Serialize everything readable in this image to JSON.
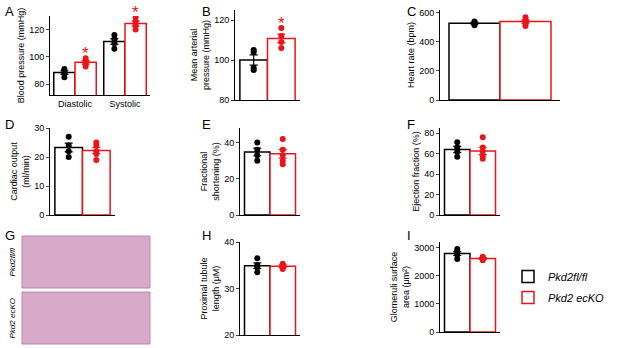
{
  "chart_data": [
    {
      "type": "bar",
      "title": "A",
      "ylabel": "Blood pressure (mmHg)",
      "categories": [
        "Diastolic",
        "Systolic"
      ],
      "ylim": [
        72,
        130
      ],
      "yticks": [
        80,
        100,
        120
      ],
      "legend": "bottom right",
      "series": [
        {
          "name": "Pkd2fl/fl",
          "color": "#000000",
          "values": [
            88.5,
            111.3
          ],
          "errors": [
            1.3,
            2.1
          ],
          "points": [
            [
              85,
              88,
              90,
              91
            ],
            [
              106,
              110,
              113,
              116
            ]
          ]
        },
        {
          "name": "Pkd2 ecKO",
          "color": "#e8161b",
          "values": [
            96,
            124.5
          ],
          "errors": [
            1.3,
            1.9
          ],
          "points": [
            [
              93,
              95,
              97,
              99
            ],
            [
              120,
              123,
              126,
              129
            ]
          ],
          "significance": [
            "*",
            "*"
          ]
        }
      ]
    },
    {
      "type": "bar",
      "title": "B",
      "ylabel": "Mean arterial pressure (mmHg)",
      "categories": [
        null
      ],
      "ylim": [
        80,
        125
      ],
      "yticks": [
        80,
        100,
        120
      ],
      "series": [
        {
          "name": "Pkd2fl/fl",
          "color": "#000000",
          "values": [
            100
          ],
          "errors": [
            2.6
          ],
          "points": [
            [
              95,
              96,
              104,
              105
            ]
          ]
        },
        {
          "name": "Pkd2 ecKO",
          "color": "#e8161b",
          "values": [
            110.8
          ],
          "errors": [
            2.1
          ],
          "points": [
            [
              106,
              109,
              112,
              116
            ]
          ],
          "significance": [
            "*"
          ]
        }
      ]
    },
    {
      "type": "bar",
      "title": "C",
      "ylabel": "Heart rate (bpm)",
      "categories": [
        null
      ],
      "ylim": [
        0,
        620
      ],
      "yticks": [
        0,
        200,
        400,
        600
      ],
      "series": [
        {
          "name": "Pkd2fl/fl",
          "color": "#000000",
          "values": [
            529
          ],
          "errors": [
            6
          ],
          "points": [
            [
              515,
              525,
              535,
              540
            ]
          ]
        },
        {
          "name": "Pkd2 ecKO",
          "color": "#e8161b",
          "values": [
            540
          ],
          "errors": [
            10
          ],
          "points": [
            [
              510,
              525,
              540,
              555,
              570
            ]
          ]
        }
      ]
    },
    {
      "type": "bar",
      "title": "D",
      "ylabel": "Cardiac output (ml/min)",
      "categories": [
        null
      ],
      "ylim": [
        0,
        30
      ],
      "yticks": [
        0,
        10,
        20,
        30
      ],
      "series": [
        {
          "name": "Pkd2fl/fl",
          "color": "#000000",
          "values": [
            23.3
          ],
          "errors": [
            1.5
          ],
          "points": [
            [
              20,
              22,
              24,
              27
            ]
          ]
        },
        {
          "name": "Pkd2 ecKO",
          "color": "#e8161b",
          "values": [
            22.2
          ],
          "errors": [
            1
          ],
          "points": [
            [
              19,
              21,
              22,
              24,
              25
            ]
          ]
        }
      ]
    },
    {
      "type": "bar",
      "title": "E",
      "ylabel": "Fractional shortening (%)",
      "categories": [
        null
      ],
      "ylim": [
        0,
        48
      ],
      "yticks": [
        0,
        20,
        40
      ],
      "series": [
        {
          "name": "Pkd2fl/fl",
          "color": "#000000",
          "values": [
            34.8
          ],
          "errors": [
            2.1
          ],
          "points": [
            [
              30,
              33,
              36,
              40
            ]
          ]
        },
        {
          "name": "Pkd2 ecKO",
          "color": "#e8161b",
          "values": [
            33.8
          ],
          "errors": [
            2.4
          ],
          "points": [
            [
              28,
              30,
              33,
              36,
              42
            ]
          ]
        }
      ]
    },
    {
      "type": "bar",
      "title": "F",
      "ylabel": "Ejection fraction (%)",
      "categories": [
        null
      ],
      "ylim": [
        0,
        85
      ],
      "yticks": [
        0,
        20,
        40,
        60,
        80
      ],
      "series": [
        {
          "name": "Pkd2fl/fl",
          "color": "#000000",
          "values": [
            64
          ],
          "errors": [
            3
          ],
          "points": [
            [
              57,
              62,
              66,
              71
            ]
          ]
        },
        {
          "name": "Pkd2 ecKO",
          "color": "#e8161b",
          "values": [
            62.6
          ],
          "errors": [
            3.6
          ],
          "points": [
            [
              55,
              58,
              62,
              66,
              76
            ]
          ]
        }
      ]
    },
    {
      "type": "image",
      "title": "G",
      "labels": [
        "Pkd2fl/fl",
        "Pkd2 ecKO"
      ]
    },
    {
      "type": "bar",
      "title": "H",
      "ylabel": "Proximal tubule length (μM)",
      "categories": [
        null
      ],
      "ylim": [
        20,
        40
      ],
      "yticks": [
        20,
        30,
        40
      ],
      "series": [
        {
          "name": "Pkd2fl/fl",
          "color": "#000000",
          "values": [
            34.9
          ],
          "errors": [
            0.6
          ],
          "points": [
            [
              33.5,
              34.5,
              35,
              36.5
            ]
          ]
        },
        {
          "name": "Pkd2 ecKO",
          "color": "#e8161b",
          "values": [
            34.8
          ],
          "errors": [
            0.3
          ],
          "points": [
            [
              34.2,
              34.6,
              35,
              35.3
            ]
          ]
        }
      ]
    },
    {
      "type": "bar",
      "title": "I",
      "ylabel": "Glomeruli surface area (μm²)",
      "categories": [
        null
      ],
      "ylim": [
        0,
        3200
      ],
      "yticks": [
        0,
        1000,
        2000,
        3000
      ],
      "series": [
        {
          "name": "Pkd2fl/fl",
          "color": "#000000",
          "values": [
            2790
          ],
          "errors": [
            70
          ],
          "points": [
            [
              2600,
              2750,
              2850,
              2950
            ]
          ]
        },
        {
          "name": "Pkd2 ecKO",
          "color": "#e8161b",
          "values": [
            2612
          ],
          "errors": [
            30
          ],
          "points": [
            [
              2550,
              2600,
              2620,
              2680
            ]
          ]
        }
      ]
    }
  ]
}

------------------------------------------------------------

## Aim of the task
Every entry must be written out exactly, with all pictures left out.

## Output of the exercise
Serialize everything readable in this image to JSON.
{
  "chart_data": [
    {
      "type": "bar",
      "title": "A",
      "ylabel": "Blood pressure (mmHg)",
      "categories": [
        "Diastolic",
        "Systolic"
      ],
      "ylim": [
        72,
        130
      ],
      "yticks": [
        80,
        100,
        120
      ],
      "legend": "bottom right",
      "series": [
        {
          "name": "Pkd2fl/fl",
          "color": "#000000",
          "values": [
            88.5,
            111.3
          ],
          "errors": [
            1.3,
            2.1
          ],
          "points": [
            [
              85,
              88,
              90,
              91
            ],
            [
              106,
              110,
              113,
              116
            ]
          ]
        },
        {
          "name": "Pkd2 ecKO",
          "color": "#e8161b",
          "values": [
            96,
            124.5
          ],
          "errors": [
            1.3,
            1.9
          ],
          "points": [
            [
              93,
              95,
              97,
              99
            ],
            [
              120,
              123,
              126,
              129
            ]
          ],
          "significance": [
            "*",
            "*"
          ]
        }
      ]
    },
    {
      "type": "bar",
      "title": "B",
      "ylabel": "Mean arterial pressure (mmHg)",
      "categories": [
        null
      ],
      "ylim": [
        80,
        125
      ],
      "yticks": [
        80,
        100,
        120
      ],
      "series": [
        {
          "name": "Pkd2fl/fl",
          "color": "#000000",
          "values": [
            100
          ],
          "errors": [
            2.6
          ],
          "points": [
            [
              95,
              96,
              104,
              105
            ]
          ]
        },
        {
          "name": "Pkd2 ecKO",
          "color": "#e8161b",
          "values": [
            110.8
          ],
          "errors": [
            2.1
          ],
          "points": [
            [
              106,
              109,
              112,
              116
            ]
          ],
          "significance": [
            "*"
          ]
        }
      ]
    },
    {
      "type": "bar",
      "title": "C",
      "ylabel": "Heart rate (bpm)",
      "categories": [
        null
      ],
      "ylim": [
        0,
        620
      ],
      "yticks": [
        0,
        200,
        400,
        600
      ],
      "series": [
        {
          "name": "Pkd2fl/fl",
          "color": "#000000",
          "values": [
            529
          ],
          "errors": [
            6
          ],
          "points": [
            [
              515,
              525,
              535,
              540
            ]
          ]
        },
        {
          "name": "Pkd2 ecKO",
          "color": "#e8161b",
          "values": [
            540
          ],
          "errors": [
            10
          ],
          "points": [
            [
              510,
              525,
              540,
              555,
              570
            ]
          ]
        }
      ]
    },
    {
      "type": "bar",
      "title": "D",
      "ylabel": "Cardiac output (ml/min)",
      "categories": [
        null
      ],
      "ylim": [
        0,
        30
      ],
      "yticks": [
        0,
        10,
        20,
        30
      ],
      "series": [
        {
          "name": "Pkd2fl/fl",
          "color": "#000000",
          "values": [
            23.3
          ],
          "errors": [
            1.5
          ],
          "points": [
            [
              20,
              22,
              24,
              27
            ]
          ]
        },
        {
          "name": "Pkd2 ecKO",
          "color": "#e8161b",
          "values": [
            22.2
          ],
          "errors": [
            1
          ],
          "points": [
            [
              19,
              21,
              22,
              24,
              25
            ]
          ]
        }
      ]
    },
    {
      "type": "bar",
      "title": "E",
      "ylabel": "Fractional shortening (%)",
      "categories": [
        null
      ],
      "ylim": [
        0,
        48
      ],
      "yticks": [
        0,
        20,
        40
      ],
      "series": [
        {
          "name": "Pkd2fl/fl",
          "color": "#000000",
          "values": [
            34.8
          ],
          "errors": [
            2.1
          ],
          "points": [
            [
              30,
              33,
              36,
              40
            ]
          ]
        },
        {
          "name": "Pkd2 ecKO",
          "color": "#e8161b",
          "values": [
            33.8
          ],
          "errors": [
            2.4
          ],
          "points": [
            [
              28,
              30,
              33,
              36,
              42
            ]
          ]
        }
      ]
    },
    {
      "type": "bar",
      "title": "F",
      "ylabel": "Ejection fraction (%)",
      "categories": [
        null
      ],
      "ylim": [
        0,
        85
      ],
      "yticks": [
        0,
        20,
        40,
        60,
        80
      ],
      "series": [
        {
          "name": "Pkd2fl/fl",
          "color": "#000000",
          "values": [
            64
          ],
          "errors": [
            3
          ],
          "points": [
            [
              57,
              62,
              66,
              71
            ]
          ]
        },
        {
          "name": "Pkd2 ecKO",
          "color": "#e8161b",
          "values": [
            62.6
          ],
          "errors": [
            3.6
          ],
          "points": [
            [
              55,
              58,
              62,
              66,
              76
            ]
          ]
        }
      ]
    },
    {
      "type": "image",
      "title": "G",
      "labels": [
        "Pkd2fl/fl",
        "Pkd2 ecKO"
      ]
    },
    {
      "type": "bar",
      "title": "H",
      "ylabel": "Proximal tubule length (μM)",
      "categories": [
        null
      ],
      "ylim": [
        20,
        40
      ],
      "yticks": [
        20,
        30,
        40
      ],
      "series": [
        {
          "name": "Pkd2fl/fl",
          "color": "#000000",
          "values": [
            34.9
          ],
          "errors": [
            0.6
          ],
          "points": [
            [
              33.5,
              34.5,
              35,
              36.5
            ]
          ]
        },
        {
          "name": "Pkd2 ecKO",
          "color": "#e8161b",
          "values": [
            34.8
          ],
          "errors": [
            0.3
          ],
          "points": [
            [
              34.2,
              34.6,
              35,
              35.3
            ]
          ]
        }
      ]
    },
    {
      "type": "bar",
      "title": "I",
      "ylabel": "Glomeruli surface area (μm²)",
      "categories": [
        null
      ],
      "ylim": [
        0,
        3200
      ],
      "yticks": [
        0,
        1000,
        2000,
        3000
      ],
      "series": [
        {
          "name": "Pkd2fl/fl",
          "color": "#000000",
          "values": [
            2790
          ],
          "errors": [
            70
          ],
          "points": [
            [
              2600,
              2750,
              2850,
              2950
            ]
          ]
        },
        {
          "name": "Pkd2 ecKO",
          "color": "#e8161b",
          "values": [
            2612
          ],
          "errors": [
            30
          ],
          "points": [
            [
              2550,
              2600,
              2620,
              2680
            ]
          ]
        }
      ]
    }
  ]
}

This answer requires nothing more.